━━━ INFORMATION GIVEN ━━━

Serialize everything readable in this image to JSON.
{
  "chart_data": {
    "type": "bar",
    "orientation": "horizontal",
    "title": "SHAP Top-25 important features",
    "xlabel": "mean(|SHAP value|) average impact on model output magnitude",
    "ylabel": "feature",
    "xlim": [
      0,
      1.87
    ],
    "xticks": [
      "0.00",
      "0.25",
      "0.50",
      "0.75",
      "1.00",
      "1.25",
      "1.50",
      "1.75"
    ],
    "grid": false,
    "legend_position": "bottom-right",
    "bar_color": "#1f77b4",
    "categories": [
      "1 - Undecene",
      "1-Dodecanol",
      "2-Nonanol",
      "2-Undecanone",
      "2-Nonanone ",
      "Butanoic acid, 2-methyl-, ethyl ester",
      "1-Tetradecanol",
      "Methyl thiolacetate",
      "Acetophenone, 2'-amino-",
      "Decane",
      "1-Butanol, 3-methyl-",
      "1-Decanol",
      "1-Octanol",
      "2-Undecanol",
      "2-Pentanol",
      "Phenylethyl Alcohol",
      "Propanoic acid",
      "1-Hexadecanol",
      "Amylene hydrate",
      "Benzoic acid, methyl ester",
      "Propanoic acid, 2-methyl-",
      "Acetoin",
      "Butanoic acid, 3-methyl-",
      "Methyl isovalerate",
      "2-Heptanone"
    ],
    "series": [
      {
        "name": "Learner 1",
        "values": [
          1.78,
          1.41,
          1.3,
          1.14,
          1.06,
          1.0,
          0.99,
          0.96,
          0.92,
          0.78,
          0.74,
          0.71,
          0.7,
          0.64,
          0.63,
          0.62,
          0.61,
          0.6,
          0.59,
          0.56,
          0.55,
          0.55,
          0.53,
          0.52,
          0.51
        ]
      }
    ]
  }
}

━━━

WHAT IS ASKED>
Pull out and copy each line containing the string "ester".

ANSWER TO THIS TASK>
      "Butanoic acid, 2-methyl-, ethyl ester",
      "Benzoic acid, methyl ester",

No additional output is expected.